▶ Problem requirements
Each line of the listing that contains the word "monster" is to be copied.

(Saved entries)
──────────
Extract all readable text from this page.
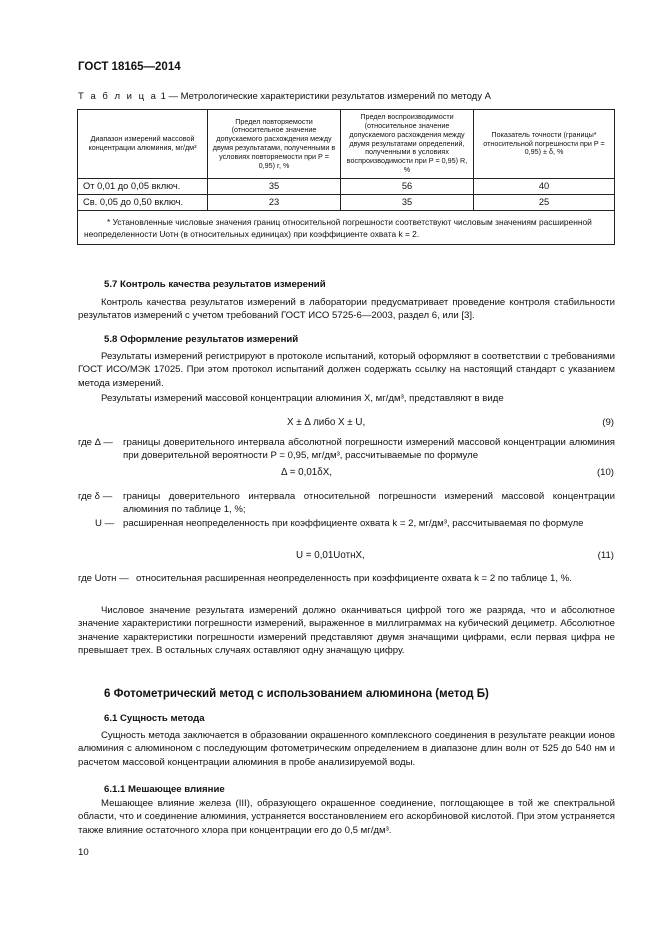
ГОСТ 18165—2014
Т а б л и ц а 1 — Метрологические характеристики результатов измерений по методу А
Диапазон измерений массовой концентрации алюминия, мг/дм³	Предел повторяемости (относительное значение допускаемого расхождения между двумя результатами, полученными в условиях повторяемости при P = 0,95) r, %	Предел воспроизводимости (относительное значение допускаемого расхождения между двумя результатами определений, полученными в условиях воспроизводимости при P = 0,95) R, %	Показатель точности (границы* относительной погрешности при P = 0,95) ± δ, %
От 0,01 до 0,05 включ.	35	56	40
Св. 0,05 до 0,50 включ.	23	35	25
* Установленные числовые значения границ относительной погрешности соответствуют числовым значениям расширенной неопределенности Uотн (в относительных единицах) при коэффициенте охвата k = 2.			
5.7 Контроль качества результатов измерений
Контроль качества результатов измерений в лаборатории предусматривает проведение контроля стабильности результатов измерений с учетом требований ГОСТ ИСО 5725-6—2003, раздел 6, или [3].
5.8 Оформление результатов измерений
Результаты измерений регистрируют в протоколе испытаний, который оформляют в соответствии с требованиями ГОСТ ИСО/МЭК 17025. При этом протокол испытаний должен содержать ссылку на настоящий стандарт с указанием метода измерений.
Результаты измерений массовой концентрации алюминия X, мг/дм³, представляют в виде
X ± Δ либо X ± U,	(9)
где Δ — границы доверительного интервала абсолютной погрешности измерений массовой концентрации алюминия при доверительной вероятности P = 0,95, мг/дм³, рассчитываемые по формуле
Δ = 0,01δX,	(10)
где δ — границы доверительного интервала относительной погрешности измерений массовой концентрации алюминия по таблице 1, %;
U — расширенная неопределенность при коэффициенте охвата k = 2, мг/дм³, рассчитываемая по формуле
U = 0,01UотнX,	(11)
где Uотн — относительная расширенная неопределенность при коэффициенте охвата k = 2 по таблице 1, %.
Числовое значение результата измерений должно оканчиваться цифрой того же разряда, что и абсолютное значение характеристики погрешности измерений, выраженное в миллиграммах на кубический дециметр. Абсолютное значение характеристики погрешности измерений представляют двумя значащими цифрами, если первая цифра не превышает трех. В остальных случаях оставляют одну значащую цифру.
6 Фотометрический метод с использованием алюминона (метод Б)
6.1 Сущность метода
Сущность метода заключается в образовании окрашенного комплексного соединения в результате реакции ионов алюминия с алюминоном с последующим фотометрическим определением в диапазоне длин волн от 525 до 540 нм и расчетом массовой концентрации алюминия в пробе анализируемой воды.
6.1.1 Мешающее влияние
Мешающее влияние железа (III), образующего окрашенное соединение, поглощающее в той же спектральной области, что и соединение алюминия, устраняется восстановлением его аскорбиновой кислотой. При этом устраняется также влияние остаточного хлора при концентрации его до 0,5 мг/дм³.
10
──────────
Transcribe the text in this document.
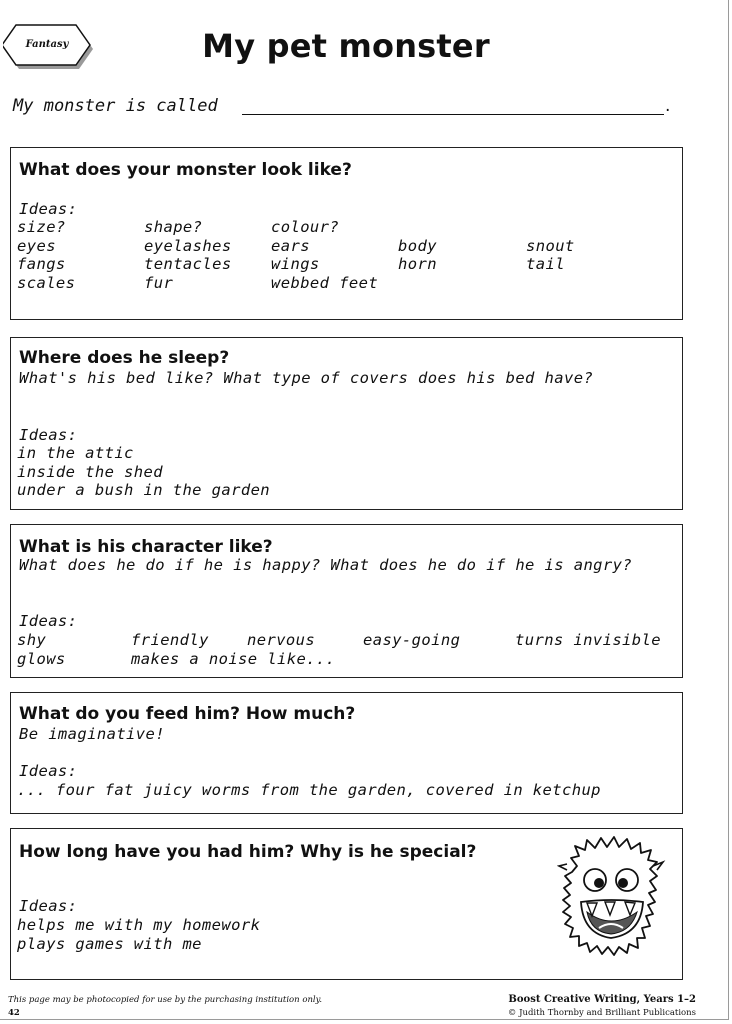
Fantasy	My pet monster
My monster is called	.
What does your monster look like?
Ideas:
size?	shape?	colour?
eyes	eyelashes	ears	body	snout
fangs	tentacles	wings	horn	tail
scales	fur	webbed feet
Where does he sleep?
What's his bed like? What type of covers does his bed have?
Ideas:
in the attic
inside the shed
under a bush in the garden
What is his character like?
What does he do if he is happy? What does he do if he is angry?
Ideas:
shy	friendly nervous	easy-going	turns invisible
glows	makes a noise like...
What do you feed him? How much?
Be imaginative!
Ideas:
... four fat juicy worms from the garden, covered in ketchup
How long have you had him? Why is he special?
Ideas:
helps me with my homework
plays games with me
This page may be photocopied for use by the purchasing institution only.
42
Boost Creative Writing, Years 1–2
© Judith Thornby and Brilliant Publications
──────────
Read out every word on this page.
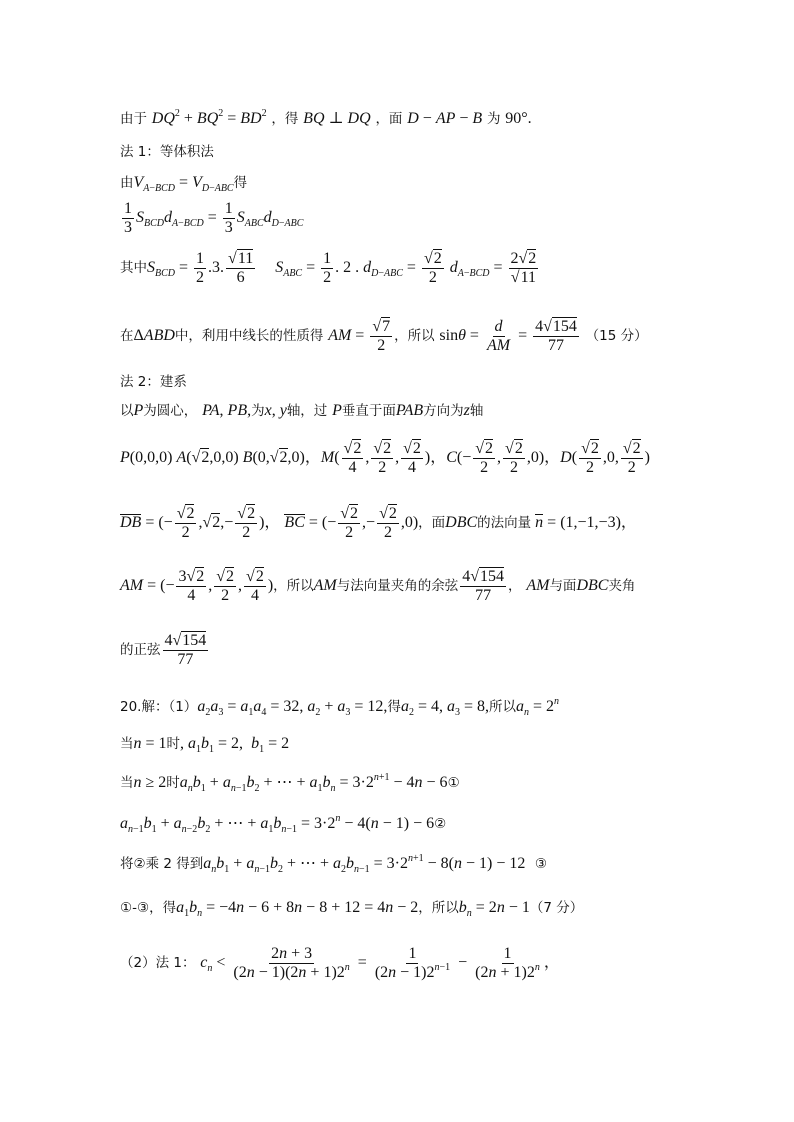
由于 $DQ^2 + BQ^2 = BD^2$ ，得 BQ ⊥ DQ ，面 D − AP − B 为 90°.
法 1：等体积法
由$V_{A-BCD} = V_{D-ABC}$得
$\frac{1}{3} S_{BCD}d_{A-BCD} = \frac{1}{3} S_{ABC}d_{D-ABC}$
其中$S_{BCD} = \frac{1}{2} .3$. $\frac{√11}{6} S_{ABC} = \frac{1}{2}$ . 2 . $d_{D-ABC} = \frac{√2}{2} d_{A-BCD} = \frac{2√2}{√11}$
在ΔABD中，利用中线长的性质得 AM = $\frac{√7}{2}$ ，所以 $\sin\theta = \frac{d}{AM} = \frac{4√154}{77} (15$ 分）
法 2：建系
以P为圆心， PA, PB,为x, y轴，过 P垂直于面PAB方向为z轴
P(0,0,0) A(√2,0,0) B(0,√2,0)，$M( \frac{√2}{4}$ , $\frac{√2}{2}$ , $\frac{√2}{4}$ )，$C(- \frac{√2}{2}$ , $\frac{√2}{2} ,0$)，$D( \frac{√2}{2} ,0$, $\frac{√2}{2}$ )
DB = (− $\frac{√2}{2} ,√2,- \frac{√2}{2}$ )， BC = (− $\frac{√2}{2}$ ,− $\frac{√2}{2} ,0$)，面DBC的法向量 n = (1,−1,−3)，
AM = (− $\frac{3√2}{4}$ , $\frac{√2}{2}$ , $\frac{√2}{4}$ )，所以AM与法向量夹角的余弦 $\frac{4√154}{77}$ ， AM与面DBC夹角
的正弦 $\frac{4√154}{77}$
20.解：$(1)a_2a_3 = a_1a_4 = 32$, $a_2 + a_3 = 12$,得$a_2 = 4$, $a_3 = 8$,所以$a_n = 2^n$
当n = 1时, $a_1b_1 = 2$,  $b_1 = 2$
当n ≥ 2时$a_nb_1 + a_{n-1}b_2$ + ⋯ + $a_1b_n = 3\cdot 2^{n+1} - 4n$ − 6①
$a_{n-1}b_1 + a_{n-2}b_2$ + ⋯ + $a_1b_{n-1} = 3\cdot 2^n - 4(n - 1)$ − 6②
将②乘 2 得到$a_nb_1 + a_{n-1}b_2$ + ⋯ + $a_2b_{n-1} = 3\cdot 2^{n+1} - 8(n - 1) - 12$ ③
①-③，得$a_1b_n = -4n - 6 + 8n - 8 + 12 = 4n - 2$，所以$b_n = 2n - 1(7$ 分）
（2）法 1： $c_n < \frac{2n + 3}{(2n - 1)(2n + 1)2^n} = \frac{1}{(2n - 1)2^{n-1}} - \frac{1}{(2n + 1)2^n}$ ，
──────────
▶ Task result
Fantasy	My pet monster
My monster is called	.
What does your monster look like?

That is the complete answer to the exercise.